Saved entries:

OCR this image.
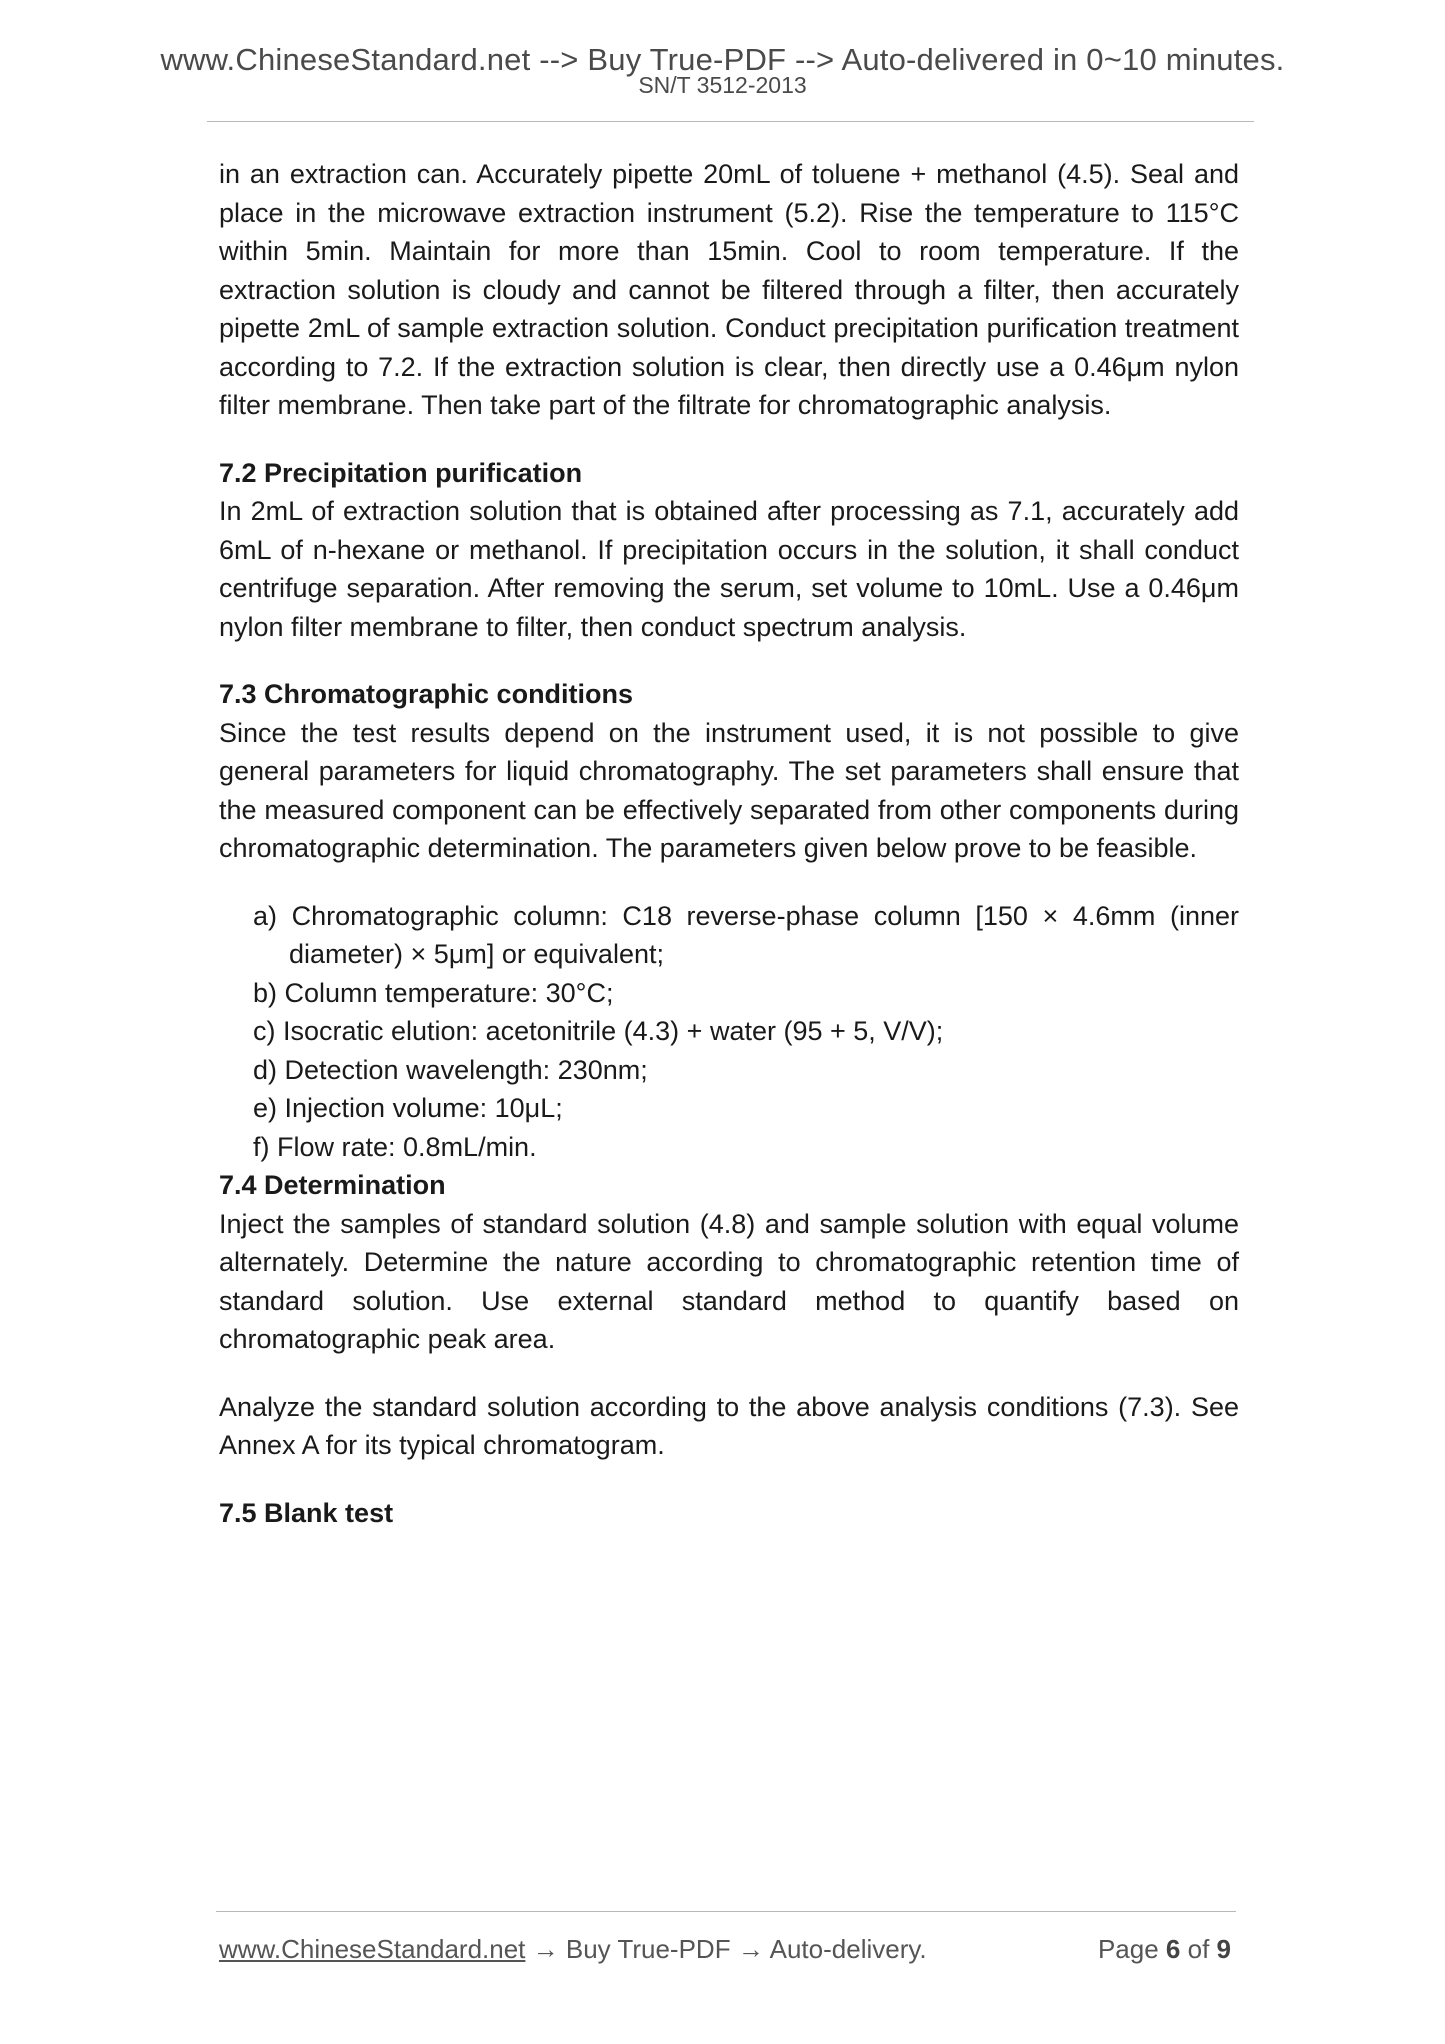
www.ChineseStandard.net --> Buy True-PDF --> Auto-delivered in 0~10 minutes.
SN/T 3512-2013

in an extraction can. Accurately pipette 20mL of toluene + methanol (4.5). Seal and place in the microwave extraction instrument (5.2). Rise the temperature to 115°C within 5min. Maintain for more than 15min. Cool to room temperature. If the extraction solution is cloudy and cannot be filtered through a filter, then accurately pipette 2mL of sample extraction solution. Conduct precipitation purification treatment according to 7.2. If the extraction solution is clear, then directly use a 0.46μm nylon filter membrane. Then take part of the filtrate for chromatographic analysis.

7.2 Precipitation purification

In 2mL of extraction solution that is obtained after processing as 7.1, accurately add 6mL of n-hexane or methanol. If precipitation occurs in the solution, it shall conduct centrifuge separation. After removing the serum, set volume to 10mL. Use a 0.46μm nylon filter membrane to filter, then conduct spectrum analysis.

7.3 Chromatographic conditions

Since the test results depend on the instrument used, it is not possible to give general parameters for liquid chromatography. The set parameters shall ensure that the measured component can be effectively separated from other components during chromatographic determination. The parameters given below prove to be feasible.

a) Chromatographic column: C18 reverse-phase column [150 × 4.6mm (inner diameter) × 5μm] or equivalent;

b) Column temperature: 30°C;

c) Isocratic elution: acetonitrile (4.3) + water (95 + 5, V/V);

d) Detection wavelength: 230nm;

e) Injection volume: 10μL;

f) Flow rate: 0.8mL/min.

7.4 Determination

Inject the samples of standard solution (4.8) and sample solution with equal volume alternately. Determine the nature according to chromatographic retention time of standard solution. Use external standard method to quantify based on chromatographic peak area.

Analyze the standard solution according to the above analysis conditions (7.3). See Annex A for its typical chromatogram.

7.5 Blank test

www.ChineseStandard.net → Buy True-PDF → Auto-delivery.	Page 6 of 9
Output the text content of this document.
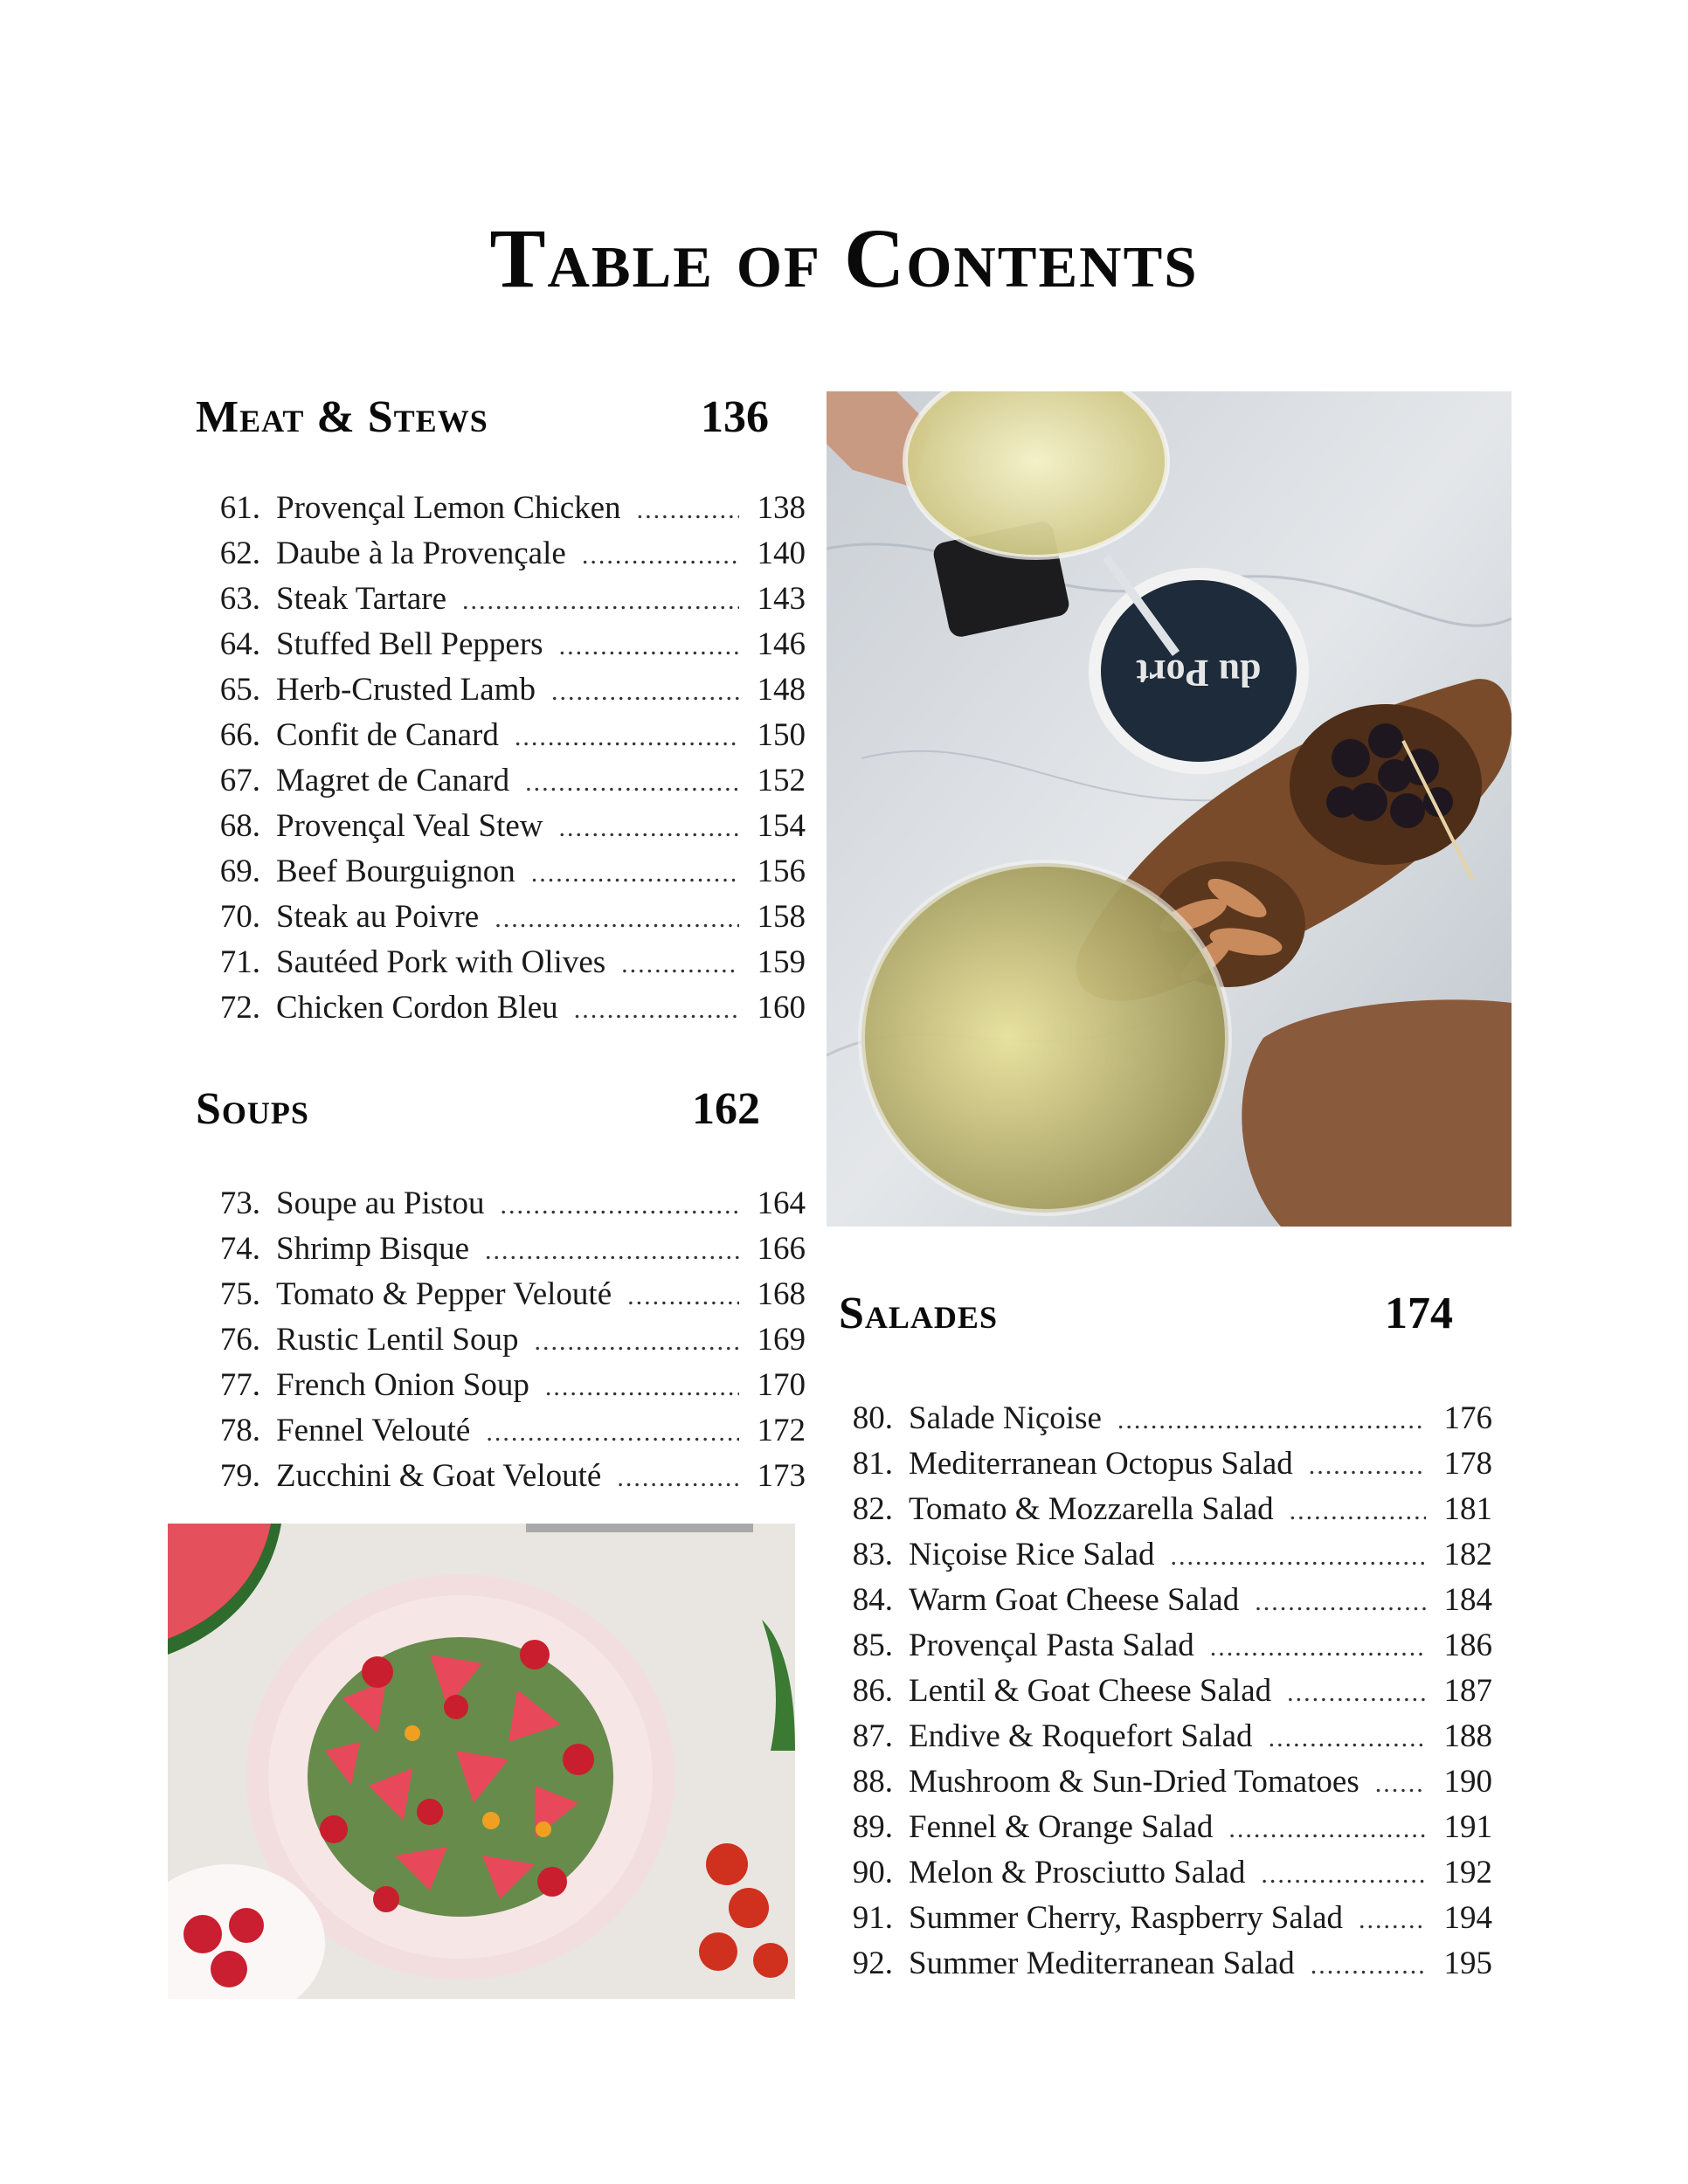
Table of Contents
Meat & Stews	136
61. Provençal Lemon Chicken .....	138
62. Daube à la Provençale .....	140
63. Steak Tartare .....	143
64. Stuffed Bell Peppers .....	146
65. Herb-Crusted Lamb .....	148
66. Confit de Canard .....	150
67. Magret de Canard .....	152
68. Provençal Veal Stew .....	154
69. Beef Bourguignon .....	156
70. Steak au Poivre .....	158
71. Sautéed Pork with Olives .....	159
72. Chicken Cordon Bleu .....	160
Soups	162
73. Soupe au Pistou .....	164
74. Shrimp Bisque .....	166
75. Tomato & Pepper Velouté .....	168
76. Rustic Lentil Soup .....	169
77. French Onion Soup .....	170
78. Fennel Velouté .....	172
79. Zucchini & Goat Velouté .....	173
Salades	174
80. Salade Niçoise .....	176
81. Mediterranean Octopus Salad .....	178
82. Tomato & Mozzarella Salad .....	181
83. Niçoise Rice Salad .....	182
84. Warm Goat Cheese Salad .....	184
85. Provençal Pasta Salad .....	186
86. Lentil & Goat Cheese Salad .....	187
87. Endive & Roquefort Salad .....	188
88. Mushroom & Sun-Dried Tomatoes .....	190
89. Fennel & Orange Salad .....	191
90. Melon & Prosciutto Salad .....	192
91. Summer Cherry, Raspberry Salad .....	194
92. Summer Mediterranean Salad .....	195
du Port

### EXERCISE DIRECTIONS
Quote the records above exactly, leaving out any pictures.

### SOLUTION FOR THIS PROBLEM
OCR this image.
www.ChineseStandard.net --> Buy True-PDF --> Auto-delivered in 0~10 minutes.
SN/T 3512-2013

in an extraction can. Accurately pipette 20mL of toluene + methanol (4.5). Seal and place in the microwave extraction instrument (5.2). Rise the temperature to 115°C within 5min. Maintain for more than 15min. Cool to room temperature. If the extraction solution is cloudy and cannot be filtered through a filter, then accurately pipette 2mL of sample extraction solution. Conduct precipitation purification treatment according to 7.2. If the extraction solution is clear, then directly use a 0.46μm nylon filter membrane. Then take part of the filtrate for chromatographic analysis.

7.2 Precipitation purification

In 2mL of extraction solution that is obtained after processing as 7.1, accurately add 6mL of n-hexane or methanol. If precipitation occurs in the solution, it shall conduct centrifuge separation. After removing the serum, set volume to 10mL. Use a 0.46μm nylon filter membrane to filter, then conduct spectrum analysis.

7.3 Chromatographic conditions

Since the test results depend on the instrument used, it is not possible to give general parameters for liquid chromatography. The set parameters shall ensure that the measured component can be effectively separated from other components during chromatographic determination. The parameters given below prove to be feasible.

a) Chromatographic column: C18 reverse-phase column [150 × 4.6mm (inner diameter) × 5μm] or equivalent;

b) Column temperature: 30°C;

c) Isocratic elution: acetonitrile (4.3) + water (95 + 5, V/V);

d) Detection wavelength: 230nm;

e) Injection volume: 10μL;

f) Flow rate: 0.8mL/min.

7.4 Determination

Inject the samples of standard solution (4.8) and sample solution with equal volume alternately. Determine the nature according to chromatographic retention time of standard solution. Use external standard method to quantify based on chromatographic peak area.

Analyze the standard solution according to the above analysis conditions (7.3). See Annex A for its typical chromatogram.

7.5 Blank test

www.ChineseStandard.net → Buy True-PDF → Auto-delivery.	Page 6 of 9
Output the text content of this document.
Table of Contents
Meat & Stews	136
61. Provençal Lemon Chicken .....	138
62. Daube à la Provençale .....	140
63. Steak Tartare .....	143
64. Stuffed Bell Peppers .....	146
65. Herb-Crusted Lamb .....	148
66. Confit de Canard .....	150
67. Magret de Canard .....	152
68. Provençal Veal Stew .....	154
69. Beef Bourguignon .....	156
70. Steak au Poivre .....	158
71. Sautéed Pork with Olives .....	159
72. Chicken Cordon Bleu .....	160
Soups	162
73. Soupe au Pistou .....	164
74. Shrimp Bisque .....	166
75. Tomato & Pepper Velouté .....	168
76. Rustic Lentil Soup .....	169
77. French Onion Soup .....	170
78. Fennel Velouté .....	172
79. Zucchini & Goat Velouté .....	173
Salades	174
80. Salade Niçoise .....	176
81. Mediterranean Octopus Salad .....	178
82. Tomato & Mozzarella Salad .....	181
83. Niçoise Rice Salad .....	182
84. Warm Goat Cheese Salad .....	184
85. Provençal Pasta Salad .....	186
86. Lentil & Goat Cheese Salad .....	187
87. Endive & Roquefort Salad .....	188
88. Mushroom & Sun-Dried Tomatoes .....	190
89. Fennel & Orange Salad .....	191
90. Melon & Prosciutto Salad .....	192
91. Summer Cherry, Raspberry Salad .....	194
92. Summer Mediterranean Salad .....	195
du Port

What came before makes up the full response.